▸ WHAT YOU ARE ASKED TO DO
Each line of the material below should be reproduced exactly.

(Data entries)
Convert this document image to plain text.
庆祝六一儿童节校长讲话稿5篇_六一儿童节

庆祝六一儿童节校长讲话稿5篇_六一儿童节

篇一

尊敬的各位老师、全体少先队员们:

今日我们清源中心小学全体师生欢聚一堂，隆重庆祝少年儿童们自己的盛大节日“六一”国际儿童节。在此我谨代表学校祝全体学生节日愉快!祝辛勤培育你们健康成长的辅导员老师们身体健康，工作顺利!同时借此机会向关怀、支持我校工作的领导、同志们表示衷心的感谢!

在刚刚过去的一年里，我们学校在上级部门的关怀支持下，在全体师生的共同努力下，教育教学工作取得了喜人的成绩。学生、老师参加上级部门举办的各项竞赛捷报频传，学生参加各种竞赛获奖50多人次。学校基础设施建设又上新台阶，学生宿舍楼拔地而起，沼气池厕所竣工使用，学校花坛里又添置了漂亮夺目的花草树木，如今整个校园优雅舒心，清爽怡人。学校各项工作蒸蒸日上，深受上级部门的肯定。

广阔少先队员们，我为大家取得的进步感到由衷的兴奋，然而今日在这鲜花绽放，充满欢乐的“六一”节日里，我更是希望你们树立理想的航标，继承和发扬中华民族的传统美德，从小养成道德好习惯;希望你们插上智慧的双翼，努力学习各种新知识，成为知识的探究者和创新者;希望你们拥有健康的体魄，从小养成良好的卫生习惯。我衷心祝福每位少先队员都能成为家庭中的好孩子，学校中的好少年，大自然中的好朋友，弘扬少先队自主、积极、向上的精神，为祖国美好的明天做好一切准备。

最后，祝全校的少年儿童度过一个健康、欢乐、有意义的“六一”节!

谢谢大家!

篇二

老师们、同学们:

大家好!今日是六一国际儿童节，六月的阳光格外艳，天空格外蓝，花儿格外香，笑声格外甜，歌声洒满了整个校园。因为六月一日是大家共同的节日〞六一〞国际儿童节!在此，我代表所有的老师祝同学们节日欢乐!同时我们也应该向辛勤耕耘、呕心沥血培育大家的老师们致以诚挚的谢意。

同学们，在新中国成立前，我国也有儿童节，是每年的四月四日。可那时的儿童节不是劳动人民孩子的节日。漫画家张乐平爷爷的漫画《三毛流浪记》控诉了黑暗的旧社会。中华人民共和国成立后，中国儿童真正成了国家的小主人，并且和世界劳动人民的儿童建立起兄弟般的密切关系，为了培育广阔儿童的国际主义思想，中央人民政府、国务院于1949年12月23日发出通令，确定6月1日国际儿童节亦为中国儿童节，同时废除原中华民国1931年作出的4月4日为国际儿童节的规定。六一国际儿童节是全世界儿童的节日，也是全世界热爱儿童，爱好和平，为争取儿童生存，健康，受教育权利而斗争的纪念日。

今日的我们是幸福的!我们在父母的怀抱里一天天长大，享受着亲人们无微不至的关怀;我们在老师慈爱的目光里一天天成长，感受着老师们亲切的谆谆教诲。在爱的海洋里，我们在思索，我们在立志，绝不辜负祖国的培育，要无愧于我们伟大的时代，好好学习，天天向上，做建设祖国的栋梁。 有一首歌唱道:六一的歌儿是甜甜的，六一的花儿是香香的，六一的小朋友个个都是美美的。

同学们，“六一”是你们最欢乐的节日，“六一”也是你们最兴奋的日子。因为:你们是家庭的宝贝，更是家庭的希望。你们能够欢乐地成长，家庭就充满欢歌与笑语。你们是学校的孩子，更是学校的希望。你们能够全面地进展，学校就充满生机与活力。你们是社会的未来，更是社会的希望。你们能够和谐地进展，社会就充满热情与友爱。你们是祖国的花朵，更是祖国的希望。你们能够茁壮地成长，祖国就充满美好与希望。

▸ RESULT FOR THIS EXERCISE
Convert this document image to plain text.
庆祝六一儿童节校长讲话稿5篇_六一儿童节

庆祝六一儿童节校长讲话稿5篇_六一儿童节

篇一

尊敬的各位老师、全体少先队员们:

今日我们清源中心小学全体师生欢聚一堂，隆重庆祝少年儿童们自己的盛大节日“六一”国际儿童节。在此我谨代表学校祝全体学生节日愉快!祝辛勤培育你们健康成长的辅导员老师们身体健康，工作顺利!同时借此机会向关怀、支持我校工作的领导、同志们表示衷心的感谢!

在刚刚过去的一年里，我们学校在上级部门的关怀支持下，在全体师生的共同努力下，教育教学工作取得了喜人的成绩。学生、老师参加上级部门举办的各项竞赛捷报频传，学生参加各种竞赛获奖50多人次。学校基础设施建设又上新台阶，学生宿舍楼拔地而起，沼气池厕所竣工使用，学校花坛里又添置了漂亮夺目的花草树木，如今整个校园优雅舒心，清爽怡人。学校各项工作蒸蒸日上，深受上级部门的肯定。

广阔少先队员们，我为大家取得的进步感到由衷的兴奋，然而今日在这鲜花绽放，充满欢乐的“六一”节日里，我更是希望你们树立理想的航标，继承和发扬中华民族的传统美德，从小养成道德好习惯;希望你们插上智慧的双翼，努力学习各种新知识，成为知识的探究者和创新者;希望你们拥有健康的体魄，从小养成良好的卫生习惯。我衷心祝福每位少先队员都能成为家庭中的好孩子，学校中的好少年，大自然中的好朋友，弘扬少先队自主、积极、向上的精神，为祖国美好的明天做好一切准备。

最后，祝全校的少年儿童度过一个健康、欢乐、有意义的“六一”节!

谢谢大家!

篇二

老师们、同学们:

大家好!今日是六一国际儿童节，六月的阳光格外艳，天空格外蓝，花儿格外香，笑声格外甜，歌声洒满了整个校园。因为六月一日是大家共同的节日〞六一〞国际儿童节!在此，我代表所有的老师祝同学们节日欢乐!同时我们也应该向辛勤耕耘、呕心沥血培育大家的老师们致以诚挚的谢意。

同学们，在新中国成立前，我国也有儿童节，是每年的四月四日。可那时的儿童节不是劳动人民孩子的节日。漫画家张乐平爷爷的漫画《三毛流浪记》控诉了黑暗的旧社会。中华人民共和国成立后，中国儿童真正成了国家的小主人，并且和世界劳动人民的儿童建立起兄弟般的密切关系，为了培育广阔儿童的国际主义思想，中央人民政府、国务院于1949年12月23日发出通令，确定6月1日国际儿童节亦为中国儿童节，同时废除原中华民国1931年作出的4月4日为国际儿童节的规定。六一国际儿童节是全世界儿童的节日，也是全世界热爱儿童，爱好和平，为争取儿童生存，健康，受教育权利而斗争的纪念日。

今日的我们是幸福的!我们在父母的怀抱里一天天长大，享受着亲人们无微不至的关怀;我们在老师慈爱的目光里一天天成长，感受着老师们亲切的谆谆教诲。在爱的海洋里，我们在思索，我们在立志，绝不辜负祖国的培育，要无愧于我们伟大的时代，好好学习，天天向上，做建设祖国的栋梁。 有一首歌唱道:六一的歌儿是甜甜的，六一的花儿是香香的，六一的小朋友个个都是美美的。

同学们，“六一”是你们最欢乐的节日，“六一”也是你们最兴奋的日子。因为:你们是家庭的宝贝，更是家庭的希望。你们能够欢乐地成长，家庭就充满欢歌与笑语。你们是学校的孩子，更是学校的希望。你们能够全面地进展，学校就充满生机与活力。你们是社会的未来，更是社会的希望。你们能够和谐地进展，社会就充满热情与友爱。你们是祖国的花朵，更是祖国的希望。你们能够茁壮地成长，祖国就充满美好与希望。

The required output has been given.